**Written problem**:
Lines containing the string "markers" are to be collected in full.

**Input records**:
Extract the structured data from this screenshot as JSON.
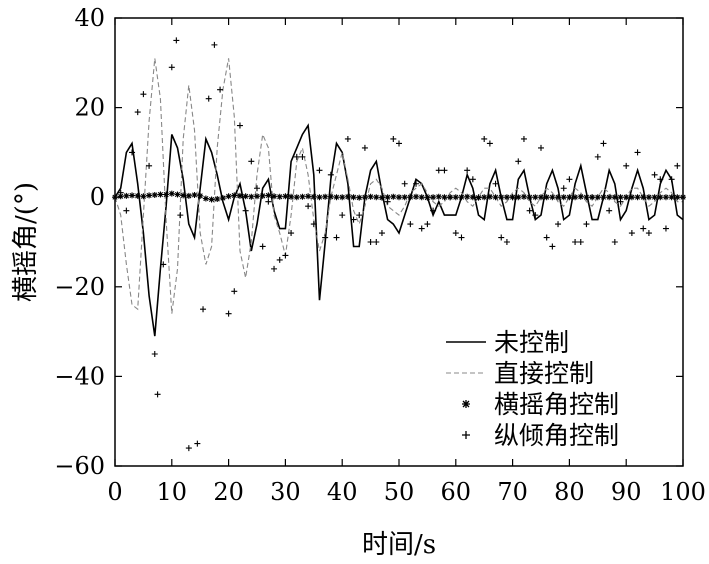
{
  "chart_data": {
    "type": "line",
    "xlabel": "时间/s",
    "ylabel": "横摇角/(°)",
    "xlim": [
      0,
      100
    ],
    "ylim": [
      -60,
      40
    ],
    "xticks": [
      0,
      10,
      20,
      30,
      40,
      50,
      60,
      70,
      80,
      90,
      100
    ],
    "yticks": [
      -60,
      -40,
      -20,
      0,
      20,
      40
    ],
    "ytick_labels": [
      "−60",
      "−40",
      "−20",
      "0",
      "20",
      "40"
    ],
    "grid": false,
    "legend_position": "bottom-right",
    "series": [
      {
        "name": "未控制",
        "style": "solid-line",
        "color": "#000000",
        "x": [
          0,
          1,
          2,
          3,
          4,
          5,
          6,
          7,
          8,
          9,
          10,
          11,
          12,
          13,
          14,
          15,
          16,
          17,
          18,
          19,
          20,
          21,
          22,
          23,
          24,
          25,
          26,
          27,
          28,
          29,
          30,
          31,
          32,
          33,
          34,
          35,
          36,
          37,
          38,
          39,
          40,
          41,
          42,
          43,
          44,
          45,
          46,
          47,
          48,
          49,
          50,
          51,
          52,
          53,
          54,
          55,
          56,
          57,
          58,
          59,
          60,
          61,
          62,
          63,
          64,
          65,
          66,
          67,
          68,
          69,
          70,
          71,
          72,
          73,
          74,
          75,
          76,
          77,
          78,
          79,
          80,
          81,
          82,
          83,
          84,
          85,
          86,
          87,
          88,
          89,
          90,
          91,
          92,
          93,
          94,
          95,
          96,
          97,
          98,
          99,
          100
        ],
        "y": [
          0,
          2,
          10,
          12,
          3,
          -8,
          -22,
          -31,
          -16,
          -2,
          14,
          11,
          4,
          -6,
          -9,
          2,
          13,
          10,
          5,
          -1,
          -5,
          0,
          3,
          -3,
          -12,
          -6,
          2,
          4,
          -3,
          -7,
          -7,
          8,
          11,
          14,
          16,
          5,
          -23,
          -10,
          4,
          12,
          10,
          3,
          -11,
          -11,
          0,
          6,
          8,
          1,
          -5,
          -6,
          -8,
          -4,
          0,
          4,
          3,
          0,
          -4,
          -1,
          -4,
          -4,
          -4,
          0,
          5,
          2,
          -4,
          -5,
          3,
          6,
          0,
          -5,
          -5,
          4,
          6,
          0,
          -5,
          -4,
          3,
          6,
          2,
          -5,
          -4,
          3,
          7,
          1,
          -5,
          -5,
          0,
          6,
          3,
          -5,
          -3,
          2,
          6,
          2,
          -5,
          -4,
          3,
          6,
          4,
          -4,
          -5
        ]
      },
      {
        "name": "直接控制",
        "style": "dashed-line",
        "color": "#888888",
        "x": [
          0,
          1,
          2,
          3,
          4,
          5,
          6,
          7,
          8,
          9,
          10,
          11,
          12,
          13,
          14,
          15,
          16,
          17,
          18,
          19,
          20,
          21,
          22,
          23,
          24,
          25,
          26,
          27,
          28,
          29,
          30,
          31,
          32,
          33,
          34,
          35,
          36,
          37,
          38,
          39,
          40,
          41,
          42,
          43,
          44,
          45,
          46,
          47,
          48,
          49,
          50,
          51,
          52,
          53,
          54,
          55,
          56,
          57,
          58,
          59,
          60,
          61,
          62,
          63,
          64,
          65,
          66,
          67,
          68,
          69,
          70,
          71,
          72,
          73,
          74,
          75,
          76,
          77,
          78,
          79,
          80,
          81,
          82,
          83,
          84,
          85,
          86,
          87,
          88,
          89,
          90,
          91,
          92,
          93,
          94,
          95,
          96,
          97,
          98,
          99,
          100
        ],
        "y": [
          0,
          -4,
          -15,
          -24,
          -25,
          -4,
          17,
          31,
          22,
          -5,
          -26,
          -16,
          13,
          25,
          15,
          -8,
          -15,
          -11,
          11,
          24,
          31,
          18,
          -12,
          -18,
          -10,
          5,
          14,
          11,
          -4,
          -8,
          -13,
          -4,
          8,
          11,
          5,
          -5,
          -12,
          -8,
          0,
          5,
          10,
          4,
          -3,
          -6,
          -2,
          3,
          4,
          2,
          -2,
          -3,
          -4,
          -2,
          1,
          2,
          3,
          1,
          -1,
          -2,
          -1,
          1,
          2,
          1,
          -1,
          -2,
          0,
          2,
          2,
          0,
          -2,
          -1,
          1,
          2,
          1,
          -1,
          -2,
          0,
          2,
          1,
          -1,
          -2,
          0,
          2,
          1,
          -1,
          -2,
          0,
          2,
          1,
          -1,
          -2,
          0,
          2,
          2,
          0,
          -2,
          -1,
          1,
          2,
          1,
          -1,
          -1
        ]
      },
      {
        "name": "横摇角控制",
        "style": "asterisk-markers",
        "color": "#000000",
        "x": [
          0,
          1,
          2,
          3,
          4,
          5,
          6,
          7,
          8,
          9,
          10,
          11,
          12,
          13,
          14,
          15,
          16,
          17,
          18,
          19,
          20,
          21,
          22,
          23,
          24,
          25,
          26,
          27,
          28,
          29,
          30,
          31,
          32,
          33,
          34,
          35,
          36,
          37,
          38,
          39,
          40,
          41,
          42,
          43,
          44,
          45,
          46,
          47,
          48,
          49,
          50,
          51,
          52,
          53,
          54,
          55,
          56,
          57,
          58,
          59,
          60,
          61,
          62,
          63,
          64,
          65,
          66,
          67,
          68,
          69,
          70,
          71,
          72,
          73,
          74,
          75,
          76,
          77,
          78,
          79,
          80,
          81,
          82,
          83,
          84,
          85,
          86,
          87,
          88,
          89,
          90,
          91,
          92,
          93,
          94,
          95,
          96,
          97,
          98,
          99,
          100
        ],
        "y": [
          0,
          0.2,
          0.3,
          0.4,
          0.3,
          0.2,
          0.4,
          0.5,
          0.6,
          0.6,
          0.8,
          0.6,
          0.4,
          0.3,
          0.5,
          0.3,
          -0.3,
          -0.5,
          -0.4,
          -0.2,
          0.2,
          0.4,
          0.3,
          0.2,
          0.1,
          0.2,
          0.3,
          0.4,
          0.2,
          0.1,
          0.2,
          0.1,
          0,
          0.1,
          0.2,
          0.1,
          0,
          0.1,
          0.1,
          0,
          0,
          0.1,
          0,
          -0.1,
          0,
          0.1,
          0,
          -0.1,
          0,
          0.1,
          0,
          0,
          0,
          0.1,
          0,
          -0.1,
          0,
          0.1,
          0,
          0,
          0,
          0,
          0.1,
          0,
          -0.1,
          0,
          0.1,
          0,
          0,
          0,
          0,
          0,
          0.1,
          0,
          0,
          0,
          0,
          0,
          0,
          0,
          0,
          0,
          0.1,
          0,
          0,
          0,
          0,
          0,
          0,
          0,
          0,
          0,
          0,
          0,
          0,
          0,
          0,
          0,
          0,
          0,
          0
        ]
      },
      {
        "name": "纵倾角控制",
        "style": "plus-markers",
        "color": "#000000",
        "x": [
          1,
          2,
          3,
          4,
          5,
          6,
          7,
          7.5,
          8.5,
          10,
          10.8,
          11.5,
          13,
          14.5,
          15.5,
          16.5,
          17.5,
          18.5,
          20,
          21,
          22,
          23,
          24,
          25,
          26,
          27,
          28,
          29,
          30,
          31,
          32,
          33,
          34,
          35,
          36,
          37,
          38,
          39,
          40,
          41,
          42,
          43,
          44,
          45,
          46,
          47,
          48,
          49,
          50,
          51,
          52,
          53,
          54,
          55,
          56,
          57,
          58,
          59,
          60,
          61,
          62,
          63,
          64,
          65,
          66,
          67,
          68,
          69,
          70,
          71,
          72,
          73,
          74,
          75,
          76,
          77,
          78,
          79,
          80,
          81,
          82,
          83,
          84,
          85,
          86,
          87,
          88,
          89,
          90,
          91,
          92,
          93,
          94,
          95,
          96,
          97,
          98,
          99
        ],
        "y": [
          1,
          -3,
          10,
          19,
          23,
          7,
          -35,
          -44,
          -15,
          29,
          35,
          -4,
          -56,
          -55,
          -25,
          22,
          34,
          24,
          -26,
          -21,
          16,
          -3,
          8,
          2,
          -11,
          -1,
          -16,
          -14,
          -13,
          -8,
          9,
          9,
          -2,
          -6,
          6,
          -9,
          5,
          -9,
          -4,
          13,
          -5,
          -4,
          11,
          -10,
          -10,
          -8,
          -1,
          13,
          12,
          3,
          -6,
          3,
          -7,
          -6,
          -3,
          6,
          6,
          0,
          -8,
          -9,
          6,
          4,
          0,
          13,
          12,
          3,
          -9,
          -10,
          0,
          8,
          13,
          -3,
          -4,
          11,
          -9,
          -11,
          -6,
          2,
          4,
          -10,
          -10,
          -6,
          0,
          9,
          12,
          -3,
          -10,
          -1,
          7,
          -8,
          10,
          -7,
          -8,
          5,
          4,
          -7,
          4,
          7
        ]
      }
    ]
  }
}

**Exercise solution**:
        "style": "asterisk-markers",
        "style": "plus-markers",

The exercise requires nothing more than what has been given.